** begin Data to process **
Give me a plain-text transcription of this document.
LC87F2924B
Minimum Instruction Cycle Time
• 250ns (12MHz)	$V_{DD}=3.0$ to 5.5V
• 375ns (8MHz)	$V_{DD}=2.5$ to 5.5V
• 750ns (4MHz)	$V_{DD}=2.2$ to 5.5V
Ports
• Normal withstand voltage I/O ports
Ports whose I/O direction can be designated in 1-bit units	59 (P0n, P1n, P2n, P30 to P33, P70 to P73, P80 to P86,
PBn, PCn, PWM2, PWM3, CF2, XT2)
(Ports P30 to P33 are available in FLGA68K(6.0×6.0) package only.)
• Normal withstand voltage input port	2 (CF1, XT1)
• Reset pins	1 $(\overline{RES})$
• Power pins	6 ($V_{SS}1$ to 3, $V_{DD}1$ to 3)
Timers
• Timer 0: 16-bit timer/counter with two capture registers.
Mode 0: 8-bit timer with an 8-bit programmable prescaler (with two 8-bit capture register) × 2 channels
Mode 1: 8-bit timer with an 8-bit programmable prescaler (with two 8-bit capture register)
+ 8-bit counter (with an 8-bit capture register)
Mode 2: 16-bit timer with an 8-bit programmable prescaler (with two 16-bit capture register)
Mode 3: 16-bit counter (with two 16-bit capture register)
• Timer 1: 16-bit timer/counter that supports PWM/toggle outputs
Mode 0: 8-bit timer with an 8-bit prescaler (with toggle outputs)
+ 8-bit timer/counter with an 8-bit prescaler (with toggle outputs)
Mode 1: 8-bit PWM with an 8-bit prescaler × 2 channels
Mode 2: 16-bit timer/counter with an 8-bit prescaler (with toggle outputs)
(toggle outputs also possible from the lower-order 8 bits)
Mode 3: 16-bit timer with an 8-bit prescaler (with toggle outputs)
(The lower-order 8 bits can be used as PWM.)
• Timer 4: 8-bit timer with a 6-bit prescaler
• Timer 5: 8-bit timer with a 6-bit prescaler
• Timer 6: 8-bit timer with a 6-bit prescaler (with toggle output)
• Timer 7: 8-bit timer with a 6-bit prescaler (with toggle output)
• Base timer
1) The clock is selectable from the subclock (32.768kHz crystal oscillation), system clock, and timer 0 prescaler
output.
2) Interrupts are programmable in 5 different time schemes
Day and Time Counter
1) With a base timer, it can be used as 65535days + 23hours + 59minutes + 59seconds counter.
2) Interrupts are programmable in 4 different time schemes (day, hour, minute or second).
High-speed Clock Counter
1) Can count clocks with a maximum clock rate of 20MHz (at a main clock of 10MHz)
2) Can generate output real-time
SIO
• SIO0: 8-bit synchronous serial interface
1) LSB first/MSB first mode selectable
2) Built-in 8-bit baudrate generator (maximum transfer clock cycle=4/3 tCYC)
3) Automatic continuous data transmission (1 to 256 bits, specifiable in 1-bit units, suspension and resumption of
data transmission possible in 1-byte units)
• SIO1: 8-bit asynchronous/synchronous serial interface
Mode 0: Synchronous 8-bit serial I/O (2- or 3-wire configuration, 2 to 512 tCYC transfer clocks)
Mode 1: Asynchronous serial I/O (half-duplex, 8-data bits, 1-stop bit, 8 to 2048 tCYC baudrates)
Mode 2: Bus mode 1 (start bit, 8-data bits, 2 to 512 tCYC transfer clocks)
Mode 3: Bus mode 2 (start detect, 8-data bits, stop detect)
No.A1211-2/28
** end Data to process **
* Aim
Select every line in the material above where the string "serial" occurs, and copy it.

* Reply
• SIO0: 8-bit synchronous serial interface
• SIO1: 8-bit asynchronous/synchronous serial interface
Mode 0: Synchronous 8-bit serial I/O (2- or 3-wire configuration, 2 to 512 tCYC transfer clocks)
Mode 1: Asynchronous serial I/O (half-duplex, 8-data bits, 1-stop bit, 8 to 2048 tCYC baudrates)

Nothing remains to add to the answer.